Problem statement -> Reproduce every one of the records below line for line, without changing anything.

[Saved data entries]
◇ ◇ ◇ ◇ ◇
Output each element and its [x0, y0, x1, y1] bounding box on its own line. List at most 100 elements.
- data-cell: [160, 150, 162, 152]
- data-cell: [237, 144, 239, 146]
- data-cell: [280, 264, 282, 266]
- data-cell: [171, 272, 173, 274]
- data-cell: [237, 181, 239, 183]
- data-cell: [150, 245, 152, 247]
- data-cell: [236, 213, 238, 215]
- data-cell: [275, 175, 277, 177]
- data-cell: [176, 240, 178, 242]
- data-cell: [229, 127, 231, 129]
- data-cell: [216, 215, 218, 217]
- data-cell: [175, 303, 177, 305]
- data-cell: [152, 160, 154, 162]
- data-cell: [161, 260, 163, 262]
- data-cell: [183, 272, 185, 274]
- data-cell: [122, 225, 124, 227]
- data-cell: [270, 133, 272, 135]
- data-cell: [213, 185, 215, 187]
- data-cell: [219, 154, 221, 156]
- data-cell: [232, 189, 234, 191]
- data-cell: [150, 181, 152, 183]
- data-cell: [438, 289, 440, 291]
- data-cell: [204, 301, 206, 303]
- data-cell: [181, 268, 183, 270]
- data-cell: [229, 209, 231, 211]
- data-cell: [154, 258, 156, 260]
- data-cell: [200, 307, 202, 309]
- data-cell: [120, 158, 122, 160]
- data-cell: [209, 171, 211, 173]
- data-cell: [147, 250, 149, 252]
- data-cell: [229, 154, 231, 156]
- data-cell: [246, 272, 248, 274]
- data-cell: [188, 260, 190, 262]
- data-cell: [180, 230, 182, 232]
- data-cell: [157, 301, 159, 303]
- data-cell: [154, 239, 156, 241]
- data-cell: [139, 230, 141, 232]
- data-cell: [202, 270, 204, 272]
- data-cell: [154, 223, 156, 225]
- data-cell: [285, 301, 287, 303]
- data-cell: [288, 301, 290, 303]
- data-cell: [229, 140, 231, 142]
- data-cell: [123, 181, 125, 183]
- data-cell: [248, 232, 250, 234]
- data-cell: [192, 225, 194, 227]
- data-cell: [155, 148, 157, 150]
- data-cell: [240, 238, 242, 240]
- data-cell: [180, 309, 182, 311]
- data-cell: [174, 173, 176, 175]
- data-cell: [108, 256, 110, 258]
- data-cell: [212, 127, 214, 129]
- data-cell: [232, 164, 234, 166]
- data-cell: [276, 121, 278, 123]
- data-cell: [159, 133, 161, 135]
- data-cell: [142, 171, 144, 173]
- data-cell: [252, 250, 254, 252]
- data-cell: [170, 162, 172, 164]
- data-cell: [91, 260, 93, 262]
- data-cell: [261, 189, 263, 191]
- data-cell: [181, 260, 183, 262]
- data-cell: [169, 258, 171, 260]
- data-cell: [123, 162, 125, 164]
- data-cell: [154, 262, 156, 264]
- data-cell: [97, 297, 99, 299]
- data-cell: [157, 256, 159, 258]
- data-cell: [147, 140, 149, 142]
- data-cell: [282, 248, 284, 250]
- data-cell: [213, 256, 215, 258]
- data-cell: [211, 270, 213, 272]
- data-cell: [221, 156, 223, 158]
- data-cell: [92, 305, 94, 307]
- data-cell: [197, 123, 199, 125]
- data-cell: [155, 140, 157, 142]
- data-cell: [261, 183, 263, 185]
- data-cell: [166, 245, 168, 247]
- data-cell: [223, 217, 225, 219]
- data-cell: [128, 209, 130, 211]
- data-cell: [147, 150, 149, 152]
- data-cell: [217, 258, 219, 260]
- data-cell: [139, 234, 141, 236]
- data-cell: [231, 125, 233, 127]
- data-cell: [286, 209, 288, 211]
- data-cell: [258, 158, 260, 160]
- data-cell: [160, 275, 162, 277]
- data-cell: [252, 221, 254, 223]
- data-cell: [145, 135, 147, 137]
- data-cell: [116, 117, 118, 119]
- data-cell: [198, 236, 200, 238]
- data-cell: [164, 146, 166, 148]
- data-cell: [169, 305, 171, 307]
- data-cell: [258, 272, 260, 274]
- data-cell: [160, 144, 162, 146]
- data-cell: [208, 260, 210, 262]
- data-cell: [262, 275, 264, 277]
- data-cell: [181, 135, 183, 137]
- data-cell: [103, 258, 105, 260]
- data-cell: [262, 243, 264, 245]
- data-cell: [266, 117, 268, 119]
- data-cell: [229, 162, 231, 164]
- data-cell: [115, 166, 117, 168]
◇ ◇ ◇ ◇ ◇
Expected output ->
Output each element and its [x0, y0, x1, y1] bounding box on its own line. List at most 100 elements.
- data-cell: [160, 150, 162, 152]
- data-cell: [237, 144, 239, 146]
- data-cell: [280, 264, 282, 266]
- data-cell: [171, 272, 173, 274]
- data-cell: [237, 181, 239, 183]
- data-cell: [150, 245, 152, 247]
- data-cell: [236, 213, 238, 215]
- data-cell: [275, 175, 277, 177]
- data-cell: [176, 240, 178, 242]
- data-cell: [229, 127, 231, 129]
- data-cell: [216, 215, 218, 217]
- data-cell: [175, 303, 177, 305]
- data-cell: [152, 160, 154, 162]
- data-cell: [161, 260, 163, 262]
- data-cell: [183, 272, 185, 274]
- data-cell: [122, 225, 124, 227]
- data-cell: [270, 133, 272, 135]
- data-cell: [213, 185, 215, 187]
- data-cell: [219, 154, 221, 156]
- data-cell: [232, 189, 234, 191]
- data-cell: [150, 181, 152, 183]
- data-cell: [438, 289, 440, 291]
- data-cell: [204, 301, 206, 303]
- data-cell: [181, 268, 183, 270]
- data-cell: [229, 209, 231, 211]
- data-cell: [154, 258, 156, 260]
- data-cell: [200, 307, 202, 309]
- data-cell: [120, 158, 122, 160]
- data-cell: [209, 171, 211, 173]
- data-cell: [147, 250, 149, 252]
- data-cell: [229, 154, 231, 156]
- data-cell: [246, 272, 248, 274]
- data-cell: [188, 260, 190, 262]
- data-cell: [180, 230, 182, 232]
- data-cell: [157, 301, 159, 303]
- data-cell: [154, 239, 156, 241]
- data-cell: [139, 230, 141, 232]
- data-cell: [202, 270, 204, 272]
- data-cell: [154, 223, 156, 225]
- data-cell: [285, 301, 287, 303]
- data-cell: [288, 301, 290, 303]
- data-cell: [229, 140, 231, 142]
- data-cell: [123, 181, 125, 183]
- data-cell: [248, 232, 250, 234]
- data-cell: [192, 225, 194, 227]
- data-cell: [155, 148, 157, 150]
- data-cell: [240, 238, 242, 240]
- data-cell: [180, 309, 182, 311]
- data-cell: [174, 173, 176, 175]
- data-cell: [108, 256, 110, 258]
- data-cell: [212, 127, 214, 129]
- data-cell: [232, 164, 234, 166]
- data-cell: [276, 121, 278, 123]
- data-cell: [159, 133, 161, 135]
- data-cell: [142, 171, 144, 173]
- data-cell: [252, 250, 254, 252]
- data-cell: [170, 162, 172, 164]
- data-cell: [91, 260, 93, 262]
- data-cell: [261, 189, 263, 191]
- data-cell: [181, 260, 183, 262]
- data-cell: [169, 258, 171, 260]
- data-cell: [123, 162, 125, 164]
- data-cell: [154, 262, 156, 264]
- data-cell: [97, 297, 99, 299]
- data-cell: [157, 256, 159, 258]
- data-cell: [147, 140, 149, 142]
- data-cell: [282, 248, 284, 250]
- data-cell: [213, 256, 215, 258]
- data-cell: [211, 270, 213, 272]
- data-cell: [221, 156, 223, 158]
- data-cell: [92, 305, 94, 307]
- data-cell: [197, 123, 199, 125]
- data-cell: [155, 140, 157, 142]
- data-cell: [261, 183, 263, 185]
- data-cell: [166, 245, 168, 247]
- data-cell: [223, 217, 225, 219]
- data-cell: [128, 209, 130, 211]
- data-cell: [147, 150, 149, 152]
- data-cell: [217, 258, 219, 260]
- data-cell: [139, 234, 141, 236]
- data-cell: [231, 125, 233, 127]
- data-cell: [286, 209, 288, 211]
- data-cell: [258, 158, 260, 160]
- data-cell: [160, 275, 162, 277]
- data-cell: [252, 221, 254, 223]
- data-cell: [145, 135, 147, 137]
- data-cell: [116, 117, 118, 119]
- data-cell: [198, 236, 200, 238]
- data-cell: [164, 146, 166, 148]
- data-cell: [169, 305, 171, 307]
- data-cell: [258, 272, 260, 274]
- data-cell: [160, 144, 162, 146]
- data-cell: [208, 260, 210, 262]
- data-cell: [262, 275, 264, 277]
- data-cell: [181, 135, 183, 137]
- data-cell: [103, 258, 105, 260]
- data-cell: [262, 243, 264, 245]
- data-cell: [266, 117, 268, 119]
- data-cell: [229, 162, 231, 164]
- data-cell: [115, 166, 117, 168]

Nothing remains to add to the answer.